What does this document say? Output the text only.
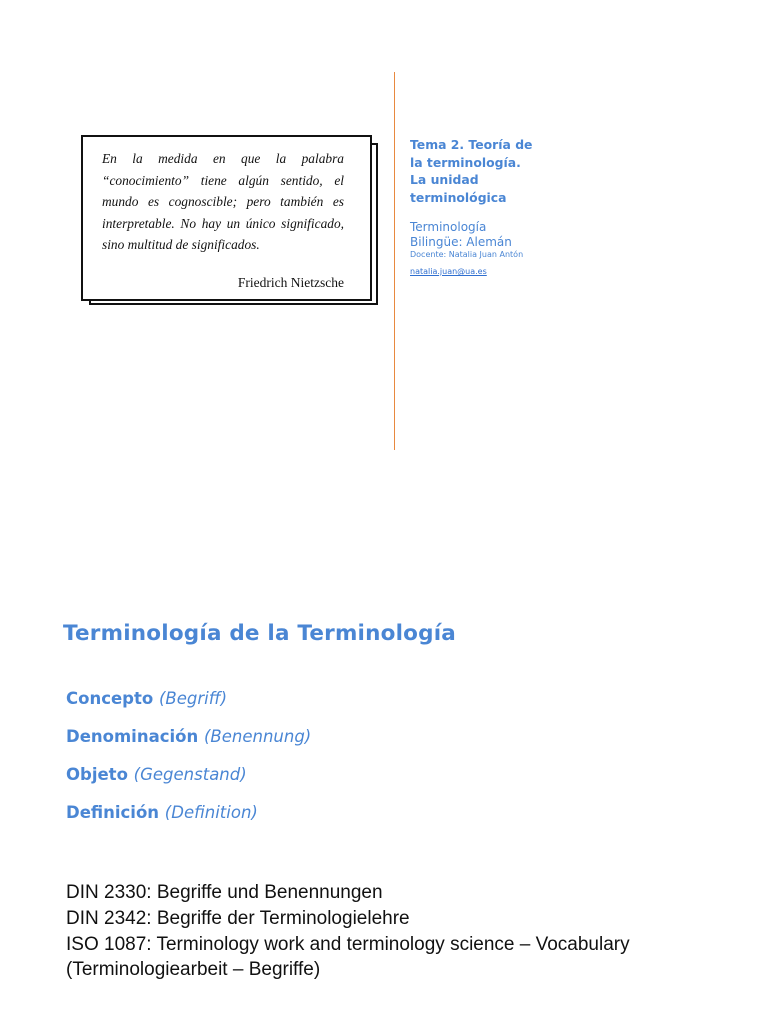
En la medida en que la palabra “conocimiento” tiene algún sentido, el mundo es cognoscible; pero también es interpretable. No hay un único significado, sino multitud de significados.
Friedrich Nietzsche
Tema 2. Teoría de
la terminología.
La unidad
terminológica
Terminología
Bilingüe: Alemán
Docente: Natalia Juan Antón
natalia.juan@ua.es
Terminología de la Terminología
Concepto (Begriff)
Denominación (Benennung)
Objeto (Gegenstand)
Definición (Definition)
DIN 2330: Begriffe und Benennungen
DIN 2342: Begriffe der Terminologielehre
ISO 1087: Terminology work and terminology science – Vocabulary
(Terminologiearbeit – Begriffe)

────────────────────────────────────────

What the task asks: Leave out the pictures and print each record exactly as it stands.

Result of the task:
What does this document say? Output the text only.
En la medida en que la palabra “conocimiento” tiene algún sentido, el mundo es cognoscible; pero también es interpretable. No hay un único significado, sino multitud de significados.
Friedrich Nietzsche
Tema 2. Teoría de
la terminología.
La unidad
terminológica
Terminología
Bilingüe: Alemán
Docente: Natalia Juan Antón
natalia.juan@ua.es
Terminología de la Terminología
Concepto (Begriff)
Denominación (Benennung)
Objeto (Gegenstand)
Definición (Definition)
DIN 2330: Begriffe und Benennungen
DIN 2342: Begriffe der Terminologielehre
ISO 1087: Terminology work and terminology science – Vocabulary
(Terminologiearbeit – Begriffe)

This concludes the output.